#### [STATED EXERCISE]
Update the data below so that each "list-item" reads "list-entry", keeping every other line and word unchanged. Omit the pictures from your answer.

[A section of a data file]
---
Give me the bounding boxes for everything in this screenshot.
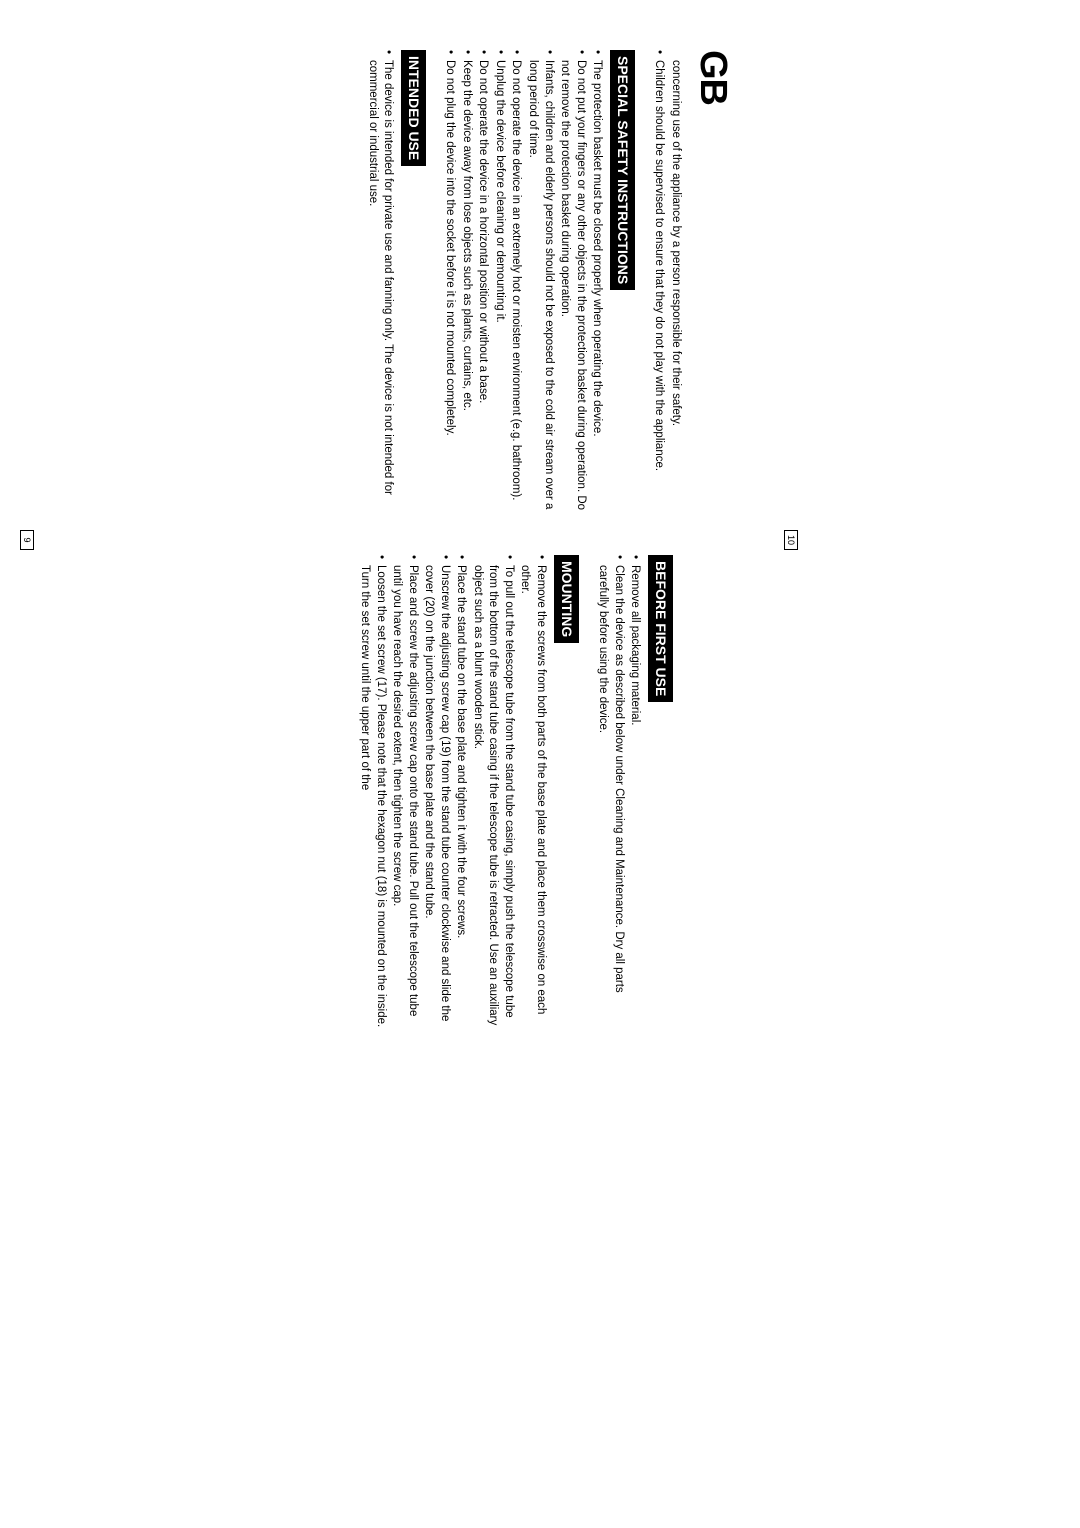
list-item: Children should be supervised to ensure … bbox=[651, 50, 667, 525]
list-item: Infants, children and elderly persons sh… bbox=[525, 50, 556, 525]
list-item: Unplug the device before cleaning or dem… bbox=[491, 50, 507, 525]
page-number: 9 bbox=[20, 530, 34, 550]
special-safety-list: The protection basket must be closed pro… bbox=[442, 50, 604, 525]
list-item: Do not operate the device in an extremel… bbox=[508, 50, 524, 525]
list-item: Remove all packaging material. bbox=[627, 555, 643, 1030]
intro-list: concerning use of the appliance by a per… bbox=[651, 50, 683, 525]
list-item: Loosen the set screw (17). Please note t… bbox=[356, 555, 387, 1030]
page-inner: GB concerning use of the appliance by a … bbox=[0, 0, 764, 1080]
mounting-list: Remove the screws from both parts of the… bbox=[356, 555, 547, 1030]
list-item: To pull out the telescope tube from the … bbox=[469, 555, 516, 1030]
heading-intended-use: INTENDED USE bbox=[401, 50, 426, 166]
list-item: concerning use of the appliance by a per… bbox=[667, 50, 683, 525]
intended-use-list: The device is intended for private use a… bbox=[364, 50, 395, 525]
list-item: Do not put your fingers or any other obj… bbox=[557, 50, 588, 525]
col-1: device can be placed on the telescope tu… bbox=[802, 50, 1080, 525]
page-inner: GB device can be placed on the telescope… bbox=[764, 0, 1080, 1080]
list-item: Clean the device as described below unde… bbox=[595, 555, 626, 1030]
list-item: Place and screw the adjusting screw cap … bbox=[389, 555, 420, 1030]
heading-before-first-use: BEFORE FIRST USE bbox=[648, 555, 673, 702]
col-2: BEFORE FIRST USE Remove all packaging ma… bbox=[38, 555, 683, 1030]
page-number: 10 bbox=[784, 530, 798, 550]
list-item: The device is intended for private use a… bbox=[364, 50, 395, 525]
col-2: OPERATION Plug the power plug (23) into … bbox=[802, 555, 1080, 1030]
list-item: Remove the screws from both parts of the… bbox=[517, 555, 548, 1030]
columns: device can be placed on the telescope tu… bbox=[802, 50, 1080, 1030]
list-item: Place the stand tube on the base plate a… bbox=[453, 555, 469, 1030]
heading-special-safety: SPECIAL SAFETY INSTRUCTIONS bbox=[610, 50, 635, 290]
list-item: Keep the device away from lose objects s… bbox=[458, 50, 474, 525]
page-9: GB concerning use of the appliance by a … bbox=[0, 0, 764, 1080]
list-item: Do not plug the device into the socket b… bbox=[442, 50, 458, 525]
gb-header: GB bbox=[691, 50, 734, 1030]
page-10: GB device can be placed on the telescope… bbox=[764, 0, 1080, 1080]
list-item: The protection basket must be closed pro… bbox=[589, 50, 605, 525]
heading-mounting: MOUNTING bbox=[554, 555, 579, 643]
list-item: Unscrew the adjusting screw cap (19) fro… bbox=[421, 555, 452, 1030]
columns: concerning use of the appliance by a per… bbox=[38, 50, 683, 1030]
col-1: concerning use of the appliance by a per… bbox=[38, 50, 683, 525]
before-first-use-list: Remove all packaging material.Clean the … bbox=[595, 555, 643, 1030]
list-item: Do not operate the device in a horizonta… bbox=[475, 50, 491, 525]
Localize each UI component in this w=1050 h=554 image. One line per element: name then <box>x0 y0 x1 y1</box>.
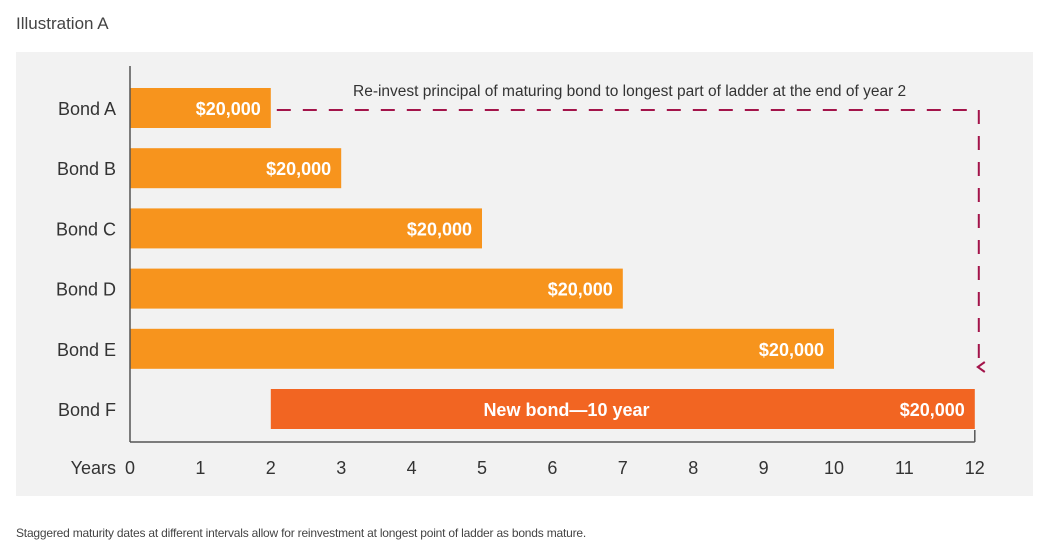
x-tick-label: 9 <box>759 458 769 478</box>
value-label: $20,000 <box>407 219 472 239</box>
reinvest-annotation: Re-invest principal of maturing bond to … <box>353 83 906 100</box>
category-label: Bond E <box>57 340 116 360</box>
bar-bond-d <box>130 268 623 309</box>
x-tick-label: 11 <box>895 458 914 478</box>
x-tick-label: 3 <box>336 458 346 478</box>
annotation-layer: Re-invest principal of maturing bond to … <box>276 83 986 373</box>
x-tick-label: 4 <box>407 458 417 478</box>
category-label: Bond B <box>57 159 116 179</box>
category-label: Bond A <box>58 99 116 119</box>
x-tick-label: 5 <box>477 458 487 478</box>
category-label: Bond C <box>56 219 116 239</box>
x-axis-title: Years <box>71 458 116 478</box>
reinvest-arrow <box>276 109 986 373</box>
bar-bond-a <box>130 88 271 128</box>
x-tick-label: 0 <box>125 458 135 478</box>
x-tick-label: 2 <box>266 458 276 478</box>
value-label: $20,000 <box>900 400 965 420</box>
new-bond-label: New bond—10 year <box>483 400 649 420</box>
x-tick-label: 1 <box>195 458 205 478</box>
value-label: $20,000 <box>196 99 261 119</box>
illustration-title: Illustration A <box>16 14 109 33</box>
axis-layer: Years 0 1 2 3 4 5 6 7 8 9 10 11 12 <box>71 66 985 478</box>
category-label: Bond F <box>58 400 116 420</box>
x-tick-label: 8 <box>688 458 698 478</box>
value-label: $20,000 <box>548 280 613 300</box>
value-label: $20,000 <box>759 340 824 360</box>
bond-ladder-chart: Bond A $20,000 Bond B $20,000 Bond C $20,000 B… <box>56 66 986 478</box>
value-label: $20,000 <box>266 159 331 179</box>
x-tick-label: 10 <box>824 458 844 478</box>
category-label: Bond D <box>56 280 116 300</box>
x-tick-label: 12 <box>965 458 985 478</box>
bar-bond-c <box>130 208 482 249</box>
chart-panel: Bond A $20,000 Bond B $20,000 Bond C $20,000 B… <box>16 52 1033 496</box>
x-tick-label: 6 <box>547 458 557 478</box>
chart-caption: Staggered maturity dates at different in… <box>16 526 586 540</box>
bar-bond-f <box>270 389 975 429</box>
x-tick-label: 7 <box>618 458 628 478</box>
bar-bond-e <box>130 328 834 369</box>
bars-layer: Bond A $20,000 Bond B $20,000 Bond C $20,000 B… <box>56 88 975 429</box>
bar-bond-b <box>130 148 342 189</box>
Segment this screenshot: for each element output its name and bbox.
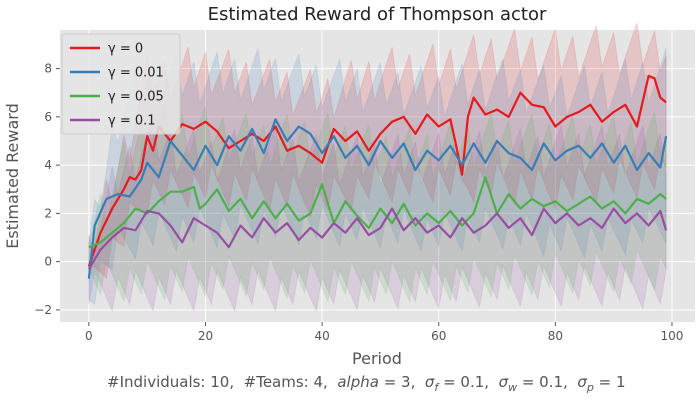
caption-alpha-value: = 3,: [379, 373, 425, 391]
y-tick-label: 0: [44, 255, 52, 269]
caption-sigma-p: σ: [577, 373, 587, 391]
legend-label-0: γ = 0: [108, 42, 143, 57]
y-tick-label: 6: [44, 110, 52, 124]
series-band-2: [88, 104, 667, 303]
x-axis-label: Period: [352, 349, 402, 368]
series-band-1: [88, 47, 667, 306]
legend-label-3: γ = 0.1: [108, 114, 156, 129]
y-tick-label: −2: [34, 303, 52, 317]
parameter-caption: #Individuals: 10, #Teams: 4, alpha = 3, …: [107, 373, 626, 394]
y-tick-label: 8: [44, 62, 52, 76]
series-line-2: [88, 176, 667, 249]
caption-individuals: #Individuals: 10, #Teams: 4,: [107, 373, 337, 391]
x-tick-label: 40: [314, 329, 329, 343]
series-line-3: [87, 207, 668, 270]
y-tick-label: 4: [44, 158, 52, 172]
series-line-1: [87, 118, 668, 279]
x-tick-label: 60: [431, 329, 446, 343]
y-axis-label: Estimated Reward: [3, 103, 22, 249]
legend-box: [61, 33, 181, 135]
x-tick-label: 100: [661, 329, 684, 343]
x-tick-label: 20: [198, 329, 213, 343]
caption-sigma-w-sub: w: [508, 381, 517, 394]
---
#### [EXERCISE RESULT]
Give me the bounding boxes for everything in this screenshot.
list-entry: Children should be supervised to ensure … bbox=[651, 50, 667, 525]
list-entry: Infants, children and elderly persons sh… bbox=[525, 50, 556, 525]
list-entry: Unplug the device before cleaning or dem… bbox=[491, 50, 507, 525]
page-number: 9 bbox=[20, 530, 34, 550]
special-safety-list: The protection basket must be closed pro… bbox=[442, 50, 604, 525]
list-entry: Do not operate the device in an extremel… bbox=[508, 50, 524, 525]
list-entry: Remove all packaging material. bbox=[627, 555, 643, 1030]
intro-list: concerning use of the appliance by a per… bbox=[651, 50, 683, 525]
list-entry: Loosen the set screw (17). Please note t… bbox=[356, 555, 387, 1030]
page-inner: GB concerning use of the appliance by a … bbox=[0, 0, 764, 1080]
mounting-list: Remove the screws from both parts of the… bbox=[356, 555, 547, 1030]
list-entry: To pull out the telescope tube from the … bbox=[469, 555, 516, 1030]
heading-intended-use: INTENDED USE bbox=[401, 50, 426, 166]
list-entry: concerning use of the appliance by a per… bbox=[667, 50, 683, 525]
intended-use-list: The device is intended for private use a… bbox=[364, 50, 395, 525]
list-entry: Do not put your fingers or any other obj… bbox=[557, 50, 588, 525]
col-1: device can be placed on the telescope tu… bbox=[802, 50, 1080, 525]
page-inner: GB device can be placed on the telescope… bbox=[764, 0, 1080, 1080]
list-entry: Clean the device as described below unde… bbox=[595, 555, 626, 1030]
list-entry: Place and screw the adjusting screw cap … bbox=[389, 555, 420, 1030]
heading-before-first-use: BEFORE FIRST USE bbox=[648, 555, 673, 702]
col-2: BEFORE FIRST USE Remove all packaging ma… bbox=[38, 555, 683, 1030]
page-number: 10 bbox=[784, 530, 798, 550]
list-entry: The device is intended for private use a… bbox=[364, 50, 395, 525]
col-2: OPERATION Plug the power plug (23) into … bbox=[802, 555, 1080, 1030]
list-entry: Remove the screws from both parts of the… bbox=[517, 555, 548, 1030]
columns: device can be placed on the telescope tu… bbox=[802, 50, 1080, 1030]
list-entry: Place the stand tube on the base plate a… bbox=[453, 555, 469, 1030]
heading-special-safety: SPECIAL SAFETY INSTRUCTIONS bbox=[610, 50, 635, 290]
list-entry: Keep the device away from lose objects s… bbox=[458, 50, 474, 525]
page-9: GB concerning use of the appliance by a … bbox=[0, 0, 764, 1080]
list-entry: Do not plug the device into the socket b… bbox=[442, 50, 458, 525]
gb-header: GB bbox=[691, 50, 734, 1030]
page-10: GB device can be placed on the telescope… bbox=[764, 0, 1080, 1080]
list-entry: The protection basket must be closed pro… bbox=[589, 50, 605, 525]
heading-mounting: MOUNTING bbox=[554, 555, 579, 643]
list-entry: Unscrew the adjusting screw cap (19) fro… bbox=[421, 555, 452, 1030]
columns: concerning use of the appliance by a per… bbox=[38, 50, 683, 1030]
col-1: concerning use of the appliance by a per… bbox=[38, 50, 683, 525]
before-first-use-list: Remove all packaging material.Clean the … bbox=[595, 555, 643, 1030]
list-entry: Do not operate the device in a horizonta… bbox=[475, 50, 491, 525]
Localize each UI component in this w=1050 h=554 image. One line per element: name then <box>x0 y0 x1 y1</box>.
x-tick-label: 9 <box>759 458 769 478</box>
value-label: $20,000 <box>407 219 472 239</box>
reinvest-annotation: Re-invest principal of maturing bond to … <box>353 83 906 100</box>
category-label: Bond E <box>57 340 116 360</box>
bar-bond-d <box>130 268 623 309</box>
x-tick-label: 11 <box>895 458 914 478</box>
x-tick-label: 3 <box>336 458 346 478</box>
annotation-layer: Re-invest principal of maturing bond to … <box>276 83 986 373</box>
x-tick-label: 4 <box>407 458 417 478</box>
category-label: Bond B <box>57 159 116 179</box>
category-label: Bond A <box>58 99 116 119</box>
x-tick-label: 5 <box>477 458 487 478</box>
category-label: Bond C <box>56 219 116 239</box>
x-axis-title: Years <box>71 458 116 478</box>
reinvest-arrow <box>276 109 986 373</box>
bar-bond-a <box>130 88 271 128</box>
x-tick-label: 0 <box>125 458 135 478</box>
x-tick-label: 2 <box>266 458 276 478</box>
value-label: $20,000 <box>900 400 965 420</box>
new-bond-label: New bond—10 year <box>483 400 649 420</box>
x-tick-label: 1 <box>195 458 205 478</box>
value-label: $20,000 <box>196 99 261 119</box>
illustration-title: Illustration A <box>16 14 109 33</box>
axis-layer: Years 0 1 2 3 4 5 6 7 8 9 10 11 12 <box>71 66 985 478</box>
category-label: Bond F <box>58 400 116 420</box>
x-tick-label: 8 <box>688 458 698 478</box>
value-label: $20,000 <box>548 280 613 300</box>
value-label: $20,000 <box>759 340 824 360</box>
bond-ladder-chart: Bond A $20,000 Bond B $20,000 Bond C $20,000 B… <box>56 66 986 478</box>
value-label: $20,000 <box>266 159 331 179</box>
x-tick-label: 10 <box>824 458 844 478</box>
category-label: Bond D <box>56 280 116 300</box>
x-tick-label: 12 <box>965 458 985 478</box>
bar-bond-c <box>130 208 482 249</box>
chart-panel: Bond A $20,000 Bond B $20,000 Bond C $20,000 B… <box>16 52 1033 496</box>
x-tick-label: 6 <box>547 458 557 478</box>
chart-caption: Staggered maturity dates at different in… <box>16 526 586 540</box>
bar-bond-f <box>270 389 975 429</box>
x-tick-label: 7 <box>618 458 628 478</box>
bar-bond-e <box>130 328 834 369</box>
bars-layer: Bond A $20,000 Bond B $20,000 Bond C $20,000 B… <box>56 88 975 429</box>
bar-bond-b <box>130 148 342 189</box>
Segment this screenshot: for each element output its name and bbox.
caption-alpha-value: = 3,: [379, 373, 425, 391]
y-tick-label: 0: [44, 255, 52, 269]
caption-sigma-p: σ: [577, 373, 587, 391]
legend-label-0: γ = 0: [108, 42, 143, 57]
y-tick-label: 6: [44, 110, 52, 124]
series-band-2: [88, 104, 667, 303]
x-axis-label: Period: [352, 349, 402, 368]
series-band-1: [88, 47, 667, 306]
legend-label-3: γ = 0.1: [108, 114, 156, 129]
y-tick-label: −2: [34, 303, 52, 317]
parameter-caption: #Individuals: 10, #Teams: 4, alpha = 3, …: [107, 373, 626, 394]
y-tick-label: 8: [44, 62, 52, 76]
series-line-2: [88, 176, 667, 249]
caption-individuals: #Individuals: 10, #Teams: 4,: [107, 373, 337, 391]
x-tick-label: 40: [314, 329, 329, 343]
series-line-3: [87, 207, 668, 270]
y-tick-label: 4: [44, 158, 52, 172]
series-line-1: [87, 118, 668, 279]
x-tick-label: 60: [431, 329, 446, 343]
y-axis-label: Estimated Reward: [3, 103, 22, 249]
legend-box: [61, 33, 181, 135]
x-tick-label: 100: [661, 329, 684, 343]
x-tick-label: 20: [198, 329, 213, 343]
caption-sigma-w-sub: w: [508, 381, 517, 394]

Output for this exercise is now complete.